Goal: Return every line of the material exactly.

Extracted data:

______________________________

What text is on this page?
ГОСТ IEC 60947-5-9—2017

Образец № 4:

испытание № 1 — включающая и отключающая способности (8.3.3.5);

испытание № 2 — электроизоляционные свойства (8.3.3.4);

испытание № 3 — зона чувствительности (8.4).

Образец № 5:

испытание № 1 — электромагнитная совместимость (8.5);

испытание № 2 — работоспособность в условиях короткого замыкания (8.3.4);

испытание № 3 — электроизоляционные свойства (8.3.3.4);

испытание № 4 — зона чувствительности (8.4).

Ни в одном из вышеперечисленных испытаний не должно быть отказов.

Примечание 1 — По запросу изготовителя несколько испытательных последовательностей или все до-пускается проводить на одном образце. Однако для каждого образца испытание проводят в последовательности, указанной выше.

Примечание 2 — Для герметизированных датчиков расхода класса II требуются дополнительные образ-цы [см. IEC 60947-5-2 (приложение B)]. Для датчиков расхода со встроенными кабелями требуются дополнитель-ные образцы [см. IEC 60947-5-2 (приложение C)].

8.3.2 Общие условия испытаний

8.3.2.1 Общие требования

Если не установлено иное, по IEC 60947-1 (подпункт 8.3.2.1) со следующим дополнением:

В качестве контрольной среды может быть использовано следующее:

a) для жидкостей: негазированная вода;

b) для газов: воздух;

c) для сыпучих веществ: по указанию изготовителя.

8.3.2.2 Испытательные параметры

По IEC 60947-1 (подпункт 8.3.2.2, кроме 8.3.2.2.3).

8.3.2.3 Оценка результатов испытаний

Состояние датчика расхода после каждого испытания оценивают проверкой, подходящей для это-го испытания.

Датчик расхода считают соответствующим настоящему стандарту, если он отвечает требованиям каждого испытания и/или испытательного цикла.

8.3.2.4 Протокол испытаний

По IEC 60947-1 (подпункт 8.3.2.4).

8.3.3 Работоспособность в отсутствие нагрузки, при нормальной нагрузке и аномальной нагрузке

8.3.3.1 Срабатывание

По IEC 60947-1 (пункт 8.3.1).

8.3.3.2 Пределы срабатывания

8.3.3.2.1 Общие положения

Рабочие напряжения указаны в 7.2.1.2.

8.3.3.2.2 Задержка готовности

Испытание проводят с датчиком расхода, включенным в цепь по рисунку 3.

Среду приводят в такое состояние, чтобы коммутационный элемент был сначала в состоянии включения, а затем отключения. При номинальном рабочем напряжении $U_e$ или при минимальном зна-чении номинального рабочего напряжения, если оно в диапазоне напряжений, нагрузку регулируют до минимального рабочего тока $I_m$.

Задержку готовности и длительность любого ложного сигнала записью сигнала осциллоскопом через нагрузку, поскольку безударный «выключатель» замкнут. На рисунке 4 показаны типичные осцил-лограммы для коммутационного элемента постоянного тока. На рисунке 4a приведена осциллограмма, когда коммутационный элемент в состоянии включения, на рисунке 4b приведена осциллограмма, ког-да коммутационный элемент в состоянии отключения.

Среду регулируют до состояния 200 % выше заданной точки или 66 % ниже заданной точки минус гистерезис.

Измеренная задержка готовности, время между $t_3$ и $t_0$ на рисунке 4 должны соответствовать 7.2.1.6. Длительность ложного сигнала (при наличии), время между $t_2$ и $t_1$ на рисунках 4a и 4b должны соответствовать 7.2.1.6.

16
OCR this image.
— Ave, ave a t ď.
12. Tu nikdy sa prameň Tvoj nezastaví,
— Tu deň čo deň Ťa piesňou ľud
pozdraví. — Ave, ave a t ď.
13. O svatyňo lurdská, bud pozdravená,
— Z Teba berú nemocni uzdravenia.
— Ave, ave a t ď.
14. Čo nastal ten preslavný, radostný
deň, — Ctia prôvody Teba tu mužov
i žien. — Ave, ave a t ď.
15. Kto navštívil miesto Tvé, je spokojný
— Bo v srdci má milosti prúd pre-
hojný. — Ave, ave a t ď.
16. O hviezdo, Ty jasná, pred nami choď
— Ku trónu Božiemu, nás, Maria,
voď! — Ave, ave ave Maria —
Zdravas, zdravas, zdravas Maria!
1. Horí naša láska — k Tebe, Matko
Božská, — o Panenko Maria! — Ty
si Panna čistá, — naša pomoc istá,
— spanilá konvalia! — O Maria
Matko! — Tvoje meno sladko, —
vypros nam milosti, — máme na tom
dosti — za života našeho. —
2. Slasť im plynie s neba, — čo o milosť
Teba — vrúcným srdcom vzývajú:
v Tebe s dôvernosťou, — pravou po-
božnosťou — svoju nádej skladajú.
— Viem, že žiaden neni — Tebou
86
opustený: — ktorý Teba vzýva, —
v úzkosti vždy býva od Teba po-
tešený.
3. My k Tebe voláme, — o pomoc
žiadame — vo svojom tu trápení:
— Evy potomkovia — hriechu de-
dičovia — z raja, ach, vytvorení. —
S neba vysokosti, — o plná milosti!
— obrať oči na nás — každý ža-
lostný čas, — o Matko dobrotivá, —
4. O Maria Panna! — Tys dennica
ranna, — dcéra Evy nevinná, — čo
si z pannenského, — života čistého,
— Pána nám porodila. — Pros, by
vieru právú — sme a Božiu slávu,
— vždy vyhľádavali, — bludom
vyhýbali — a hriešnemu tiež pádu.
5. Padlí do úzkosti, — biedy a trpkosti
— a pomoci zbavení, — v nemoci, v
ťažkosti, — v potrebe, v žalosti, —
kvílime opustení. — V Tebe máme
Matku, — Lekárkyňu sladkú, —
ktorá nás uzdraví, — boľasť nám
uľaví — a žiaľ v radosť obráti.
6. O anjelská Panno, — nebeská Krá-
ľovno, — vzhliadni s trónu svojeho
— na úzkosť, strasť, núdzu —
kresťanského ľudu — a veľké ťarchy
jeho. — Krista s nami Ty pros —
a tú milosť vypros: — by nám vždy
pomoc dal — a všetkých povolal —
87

______________________________

Solution to the exercise:
What text is on this page?
ГОСТ IEC 60947-5-9—2017

Образец № 4:

испытание № 1 — включающая и отключающая способности (8.3.3.5);

испытание № 2 — электроизоляционные свойства (8.3.3.4);

испытание № 3 — зона чувствительности (8.4).

Образец № 5:

испытание № 1 — электромагнитная совместимость (8.5);

испытание № 2 — работоспособность в условиях короткого замыкания (8.3.4);

испытание № 3 — электроизоляционные свойства (8.3.3.4);

испытание № 4 — зона чувствительности (8.4).

Ни в одном из вышеперечисленных испытаний не должно быть отказов.

Примечание 1 — По запросу изготовителя несколько испытательных последовательностей или все до-пускается проводить на одном образце. Однако для каждого образца испытание проводят в последовательности, указанной выше.

Примечание 2 — Для герметизированных датчиков расхода класса II требуются дополнительные образ-цы [см. IEC 60947-5-2 (приложение B)]. Для датчиков расхода со встроенными кабелями требуются дополнитель-ные образцы [см. IEC 60947-5-2 (приложение C)].

8.3.2 Общие условия испытаний

8.3.2.1 Общие требования

Если не установлено иное, по IEC 60947-1 (подпункт 8.3.2.1) со следующим дополнением:

В качестве контрольной среды может быть использовано следующее:

a) для жидкостей: негазированная вода;

b) для газов: воздух;

c) для сыпучих веществ: по указанию изготовителя.

8.3.2.2 Испытательные параметры

По IEC 60947-1 (подпункт 8.3.2.2, кроме 8.3.2.2.3).

8.3.2.3 Оценка результатов испытаний

Состояние датчика расхода после каждого испытания оценивают проверкой, подходящей для это-го испытания.

Датчик расхода считают соответствующим настоящему стандарту, если он отвечает требованиям каждого испытания и/или испытательного цикла.

8.3.2.4 Протокол испытаний

По IEC 60947-1 (подпункт 8.3.2.4).

8.3.3 Работоспособность в отсутствие нагрузки, при нормальной нагрузке и аномальной нагрузке

8.3.3.1 Срабатывание

По IEC 60947-1 (пункт 8.3.1).

8.3.3.2 Пределы срабатывания

8.3.3.2.1 Общие положения

Рабочие напряжения указаны в 7.2.1.2.

8.3.3.2.2 Задержка готовности

Испытание проводят с датчиком расхода, включенным в цепь по рисунку 3.

Среду приводят в такое состояние, чтобы коммутационный элемент был сначала в состоянии включения, а затем отключения. При номинальном рабочем напряжении $U_e$ или при минимальном зна-чении номинального рабочего напряжения, если оно в диапазоне напряжений, нагрузку регулируют до минимального рабочего тока $I_m$.

Задержку готовности и длительность любого ложного сигнала записью сигнала осциллоскопом через нагрузку, поскольку безударный «выключатель» замкнут. На рисунке 4 показаны типичные осцил-лограммы для коммутационного элемента постоянного тока. На рисунке 4a приведена осциллограмма, когда коммутационный элемент в состоянии включения, на рисунке 4b приведена осциллограмма, ког-да коммутационный элемент в состоянии отключения.

Среду регулируют до состояния 200 % выше заданной точки или 66 % ниже заданной точки минус гистерезис.

Измеренная задержка готовности, время между $t_3$ и $t_0$ на рисунке 4 должны соответствовать 7.2.1.6. Длительность ложного сигнала (при наличии), время между $t_2$ и $t_1$ на рисунках 4a и 4b должны соответствовать 7.2.1.6.

16
OCR this image.
— Ave, ave a t ď.
12. Tu nikdy sa prameň Tvoj nezastaví,
— Tu deň čo deň Ťa piesňou ľud
pozdraví. — Ave, ave a t ď.
13. O svatyňo lurdská, bud pozdravená,
— Z Teba berú nemocni uzdravenia.
— Ave, ave a t ď.
14. Čo nastal ten preslavný, radostný
deň, — Ctia prôvody Teba tu mužov
i žien. — Ave, ave a t ď.
15. Kto navštívil miesto Tvé, je spokojný
— Bo v srdci má milosti prúd pre-
hojný. — Ave, ave a t ď.
16. O hviezdo, Ty jasná, pred nami choď
— Ku trónu Božiemu, nás, Maria,
voď! — Ave, ave ave Maria —
Zdravas, zdravas, zdravas Maria!
1. Horí naša láska — k Tebe, Matko
Božská, — o Panenko Maria! — Ty
si Panna čistá, — naša pomoc istá,
— spanilá konvalia! — O Maria
Matko! — Tvoje meno sladko, —
vypros nam milosti, — máme na tom
dosti — za života našeho. —
2. Slasť im plynie s neba, — čo o milosť
Teba — vrúcným srdcom vzývajú:
v Tebe s dôvernosťou, — pravou po-
božnosťou — svoju nádej skladajú.
— Viem, že žiaden neni — Tebou
86
opustený: — ktorý Teba vzýva, —
v úzkosti vždy býva od Teba po-
tešený.
3. My k Tebe voláme, — o pomoc
žiadame — vo svojom tu trápení:
— Evy potomkovia — hriechu de-
dičovia — z raja, ach, vytvorení. —
S neba vysokosti, — o plná milosti!
— obrať oči na nás — každý ža-
lostný čas, — o Matko dobrotivá, —
4. O Maria Panna! — Tys dennica
ranna, — dcéra Evy nevinná, — čo
si z pannenského, — života čistého,
— Pána nám porodila. — Pros, by
vieru právú — sme a Božiu slávu,
— vždy vyhľádavali, — bludom
vyhýbali — a hriešnemu tiež pádu.
5. Padlí do úzkosti, — biedy a trpkosti
— a pomoci zbavení, — v nemoci, v
ťažkosti, — v potrebe, v žalosti, —
kvílime opustení. — V Tebe máme
Matku, — Lekárkyňu sladkú, —
ktorá nás uzdraví, — boľasť nám
uľaví — a žiaľ v radosť obráti.
6. O anjelská Panno, — nebeská Krá-
ľovno, — vzhliadni s trónu svojeho
— na úzkosť, strasť, núdzu —
kresťanského ľudu — a veľké ťarchy
jeho. — Krista s nami Ty pros —
a tú milosť vypros: — by nám vždy
pomoc dal — a všetkých povolal —
87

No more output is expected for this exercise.